*Source material*
-- -- --
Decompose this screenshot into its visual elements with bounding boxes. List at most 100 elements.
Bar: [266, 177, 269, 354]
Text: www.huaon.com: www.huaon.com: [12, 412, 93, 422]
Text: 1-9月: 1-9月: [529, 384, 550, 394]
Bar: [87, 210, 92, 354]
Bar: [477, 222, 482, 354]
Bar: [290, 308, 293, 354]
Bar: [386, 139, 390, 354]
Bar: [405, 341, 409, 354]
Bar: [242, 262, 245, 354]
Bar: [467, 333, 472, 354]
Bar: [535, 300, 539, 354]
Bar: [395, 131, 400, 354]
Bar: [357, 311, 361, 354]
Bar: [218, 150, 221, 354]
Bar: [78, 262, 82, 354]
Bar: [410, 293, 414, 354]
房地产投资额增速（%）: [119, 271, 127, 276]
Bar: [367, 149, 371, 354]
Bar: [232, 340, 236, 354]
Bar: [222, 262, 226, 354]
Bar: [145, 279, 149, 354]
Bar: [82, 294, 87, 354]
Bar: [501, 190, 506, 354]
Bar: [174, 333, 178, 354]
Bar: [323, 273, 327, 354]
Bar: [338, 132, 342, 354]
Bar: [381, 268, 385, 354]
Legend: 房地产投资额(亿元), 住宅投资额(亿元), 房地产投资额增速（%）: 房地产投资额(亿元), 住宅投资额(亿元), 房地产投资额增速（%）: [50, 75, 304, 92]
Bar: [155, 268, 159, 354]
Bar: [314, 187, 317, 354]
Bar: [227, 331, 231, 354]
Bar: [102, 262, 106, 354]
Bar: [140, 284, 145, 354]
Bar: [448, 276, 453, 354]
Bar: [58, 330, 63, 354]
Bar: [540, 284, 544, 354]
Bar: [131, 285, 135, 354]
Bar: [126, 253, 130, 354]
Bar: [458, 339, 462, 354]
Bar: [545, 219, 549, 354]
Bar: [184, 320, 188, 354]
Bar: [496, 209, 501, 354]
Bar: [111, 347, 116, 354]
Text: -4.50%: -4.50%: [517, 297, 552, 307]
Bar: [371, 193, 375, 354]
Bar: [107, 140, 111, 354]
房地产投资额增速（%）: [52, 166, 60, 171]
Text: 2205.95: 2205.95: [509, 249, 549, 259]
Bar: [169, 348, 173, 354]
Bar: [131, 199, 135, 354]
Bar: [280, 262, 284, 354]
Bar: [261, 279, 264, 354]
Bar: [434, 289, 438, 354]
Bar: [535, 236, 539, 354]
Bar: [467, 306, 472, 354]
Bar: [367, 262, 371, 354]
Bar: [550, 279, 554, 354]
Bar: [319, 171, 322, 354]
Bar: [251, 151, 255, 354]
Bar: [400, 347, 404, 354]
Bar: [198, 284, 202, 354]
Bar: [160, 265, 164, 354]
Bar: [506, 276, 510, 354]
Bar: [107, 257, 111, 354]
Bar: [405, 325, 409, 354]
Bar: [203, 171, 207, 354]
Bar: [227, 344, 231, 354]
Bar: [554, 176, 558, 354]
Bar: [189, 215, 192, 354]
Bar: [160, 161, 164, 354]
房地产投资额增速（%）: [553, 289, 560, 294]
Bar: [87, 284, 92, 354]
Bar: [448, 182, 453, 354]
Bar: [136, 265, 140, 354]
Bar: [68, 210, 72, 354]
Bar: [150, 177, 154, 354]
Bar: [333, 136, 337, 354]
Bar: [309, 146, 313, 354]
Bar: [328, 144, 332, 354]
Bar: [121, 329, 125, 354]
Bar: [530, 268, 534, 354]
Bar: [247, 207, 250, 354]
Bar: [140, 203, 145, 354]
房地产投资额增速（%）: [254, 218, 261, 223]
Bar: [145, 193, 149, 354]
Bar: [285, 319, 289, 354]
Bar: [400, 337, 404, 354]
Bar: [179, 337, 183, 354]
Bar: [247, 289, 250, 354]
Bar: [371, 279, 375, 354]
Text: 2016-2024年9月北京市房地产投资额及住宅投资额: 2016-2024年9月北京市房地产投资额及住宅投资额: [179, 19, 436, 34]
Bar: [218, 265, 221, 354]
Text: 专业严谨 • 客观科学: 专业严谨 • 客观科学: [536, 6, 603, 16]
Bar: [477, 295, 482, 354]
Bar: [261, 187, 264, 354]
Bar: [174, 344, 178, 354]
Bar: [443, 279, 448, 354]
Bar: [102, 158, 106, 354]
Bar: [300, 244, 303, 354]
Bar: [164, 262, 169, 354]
-- -- --
*Aim of the exercise*
Reproduce every line of the entries above, character for character, with nothing added, dropped or changed.

*The answer*
Decompose this screenshot into its visual elements with bounding boxes. List at most 100 elements.
Bar: [266, 177, 269, 354]
Text: www.huaon.com: www.huaon.com: [12, 412, 93, 422]
Text: 1-9月: 1-9月: [529, 384, 550, 394]
Bar: [87, 210, 92, 354]
Bar: [477, 222, 482, 354]
Bar: [290, 308, 293, 354]
Bar: [386, 139, 390, 354]
Bar: [405, 341, 409, 354]
Bar: [242, 262, 245, 354]
Bar: [467, 333, 472, 354]
Bar: [535, 300, 539, 354]
Bar: [395, 131, 400, 354]
Bar: [357, 311, 361, 354]
Bar: [218, 150, 221, 354]
Bar: [78, 262, 82, 354]
Bar: [410, 293, 414, 354]
房地产投资额增速（%）: [119, 271, 127, 276]
Bar: [367, 149, 371, 354]
Bar: [232, 340, 236, 354]
Bar: [222, 262, 226, 354]
Bar: [145, 279, 149, 354]
Bar: [82, 294, 87, 354]
Bar: [501, 190, 506, 354]
Bar: [174, 333, 178, 354]
Bar: [323, 273, 327, 354]
Bar: [338, 132, 342, 354]
Bar: [381, 268, 385, 354]
Legend: 房地产投资额(亿元), 住宅投资额(亿元), 房地产投资额增速（%）: 房地产投资额(亿元), 住宅投资额(亿元), 房地产投资额增速（%）: [50, 75, 304, 92]
Bar: [155, 268, 159, 354]
Bar: [314, 187, 317, 354]
Bar: [227, 331, 231, 354]
Bar: [102, 262, 106, 354]
Bar: [140, 284, 145, 354]
Bar: [448, 276, 453, 354]
Bar: [58, 330, 63, 354]
Bar: [540, 284, 544, 354]
Bar: [131, 285, 135, 354]
Bar: [126, 253, 130, 354]
Bar: [458, 339, 462, 354]
Bar: [545, 219, 549, 354]
Bar: [184, 320, 188, 354]
Bar: [496, 209, 501, 354]
Bar: [111, 347, 116, 354]
Text: -4.50%: -4.50%: [517, 297, 552, 307]
Bar: [371, 193, 375, 354]
Bar: [107, 140, 111, 354]
房地产投资额增速（%）: [52, 166, 60, 171]
Text: 2205.95: 2205.95: [509, 249, 549, 259]
Bar: [169, 348, 173, 354]
Bar: [131, 199, 135, 354]
Bar: [280, 262, 284, 354]
Bar: [261, 279, 264, 354]
Bar: [434, 289, 438, 354]
Bar: [535, 236, 539, 354]
Bar: [467, 306, 472, 354]
Bar: [367, 262, 371, 354]
Bar: [550, 279, 554, 354]
Bar: [319, 171, 322, 354]
Bar: [251, 151, 255, 354]
Bar: [400, 347, 404, 354]
Bar: [198, 284, 202, 354]
Bar: [160, 265, 164, 354]
Bar: [506, 276, 510, 354]
Bar: [107, 257, 111, 354]
Bar: [405, 325, 409, 354]
Bar: [203, 171, 207, 354]
Bar: [227, 344, 231, 354]
Bar: [554, 176, 558, 354]
Bar: [189, 215, 192, 354]
Bar: [160, 161, 164, 354]
房地产投资额增速（%）: [553, 289, 560, 294]
Bar: [87, 284, 92, 354]
Bar: [448, 182, 453, 354]
Bar: [136, 265, 140, 354]
Bar: [68, 210, 72, 354]
Bar: [150, 177, 154, 354]
Bar: [333, 136, 337, 354]
Bar: [309, 146, 313, 354]
Bar: [328, 144, 332, 354]
Bar: [121, 329, 125, 354]
Bar: [530, 268, 534, 354]
Bar: [247, 207, 250, 354]
Bar: [140, 203, 145, 354]
房地产投资额增速（%）: [254, 218, 261, 223]
Bar: [145, 193, 149, 354]
Bar: [285, 319, 289, 354]
Bar: [400, 337, 404, 354]
Bar: [179, 337, 183, 354]
Bar: [247, 289, 250, 354]
Bar: [371, 279, 375, 354]
Text: 2016-2024年9月北京市房地产投资额及住宅投资额: 2016-2024年9月北京市房地产投资额及住宅投资额: [179, 19, 436, 34]
Bar: [218, 265, 221, 354]
Text: 专业严谨 • 客观科学: 专业严谨 • 客观科学: [536, 6, 603, 16]
Bar: [477, 295, 482, 354]
Bar: [261, 187, 264, 354]
Bar: [174, 344, 178, 354]
Bar: [443, 279, 448, 354]
Bar: [102, 158, 106, 354]
Bar: [300, 244, 303, 354]
Bar: [164, 262, 169, 354]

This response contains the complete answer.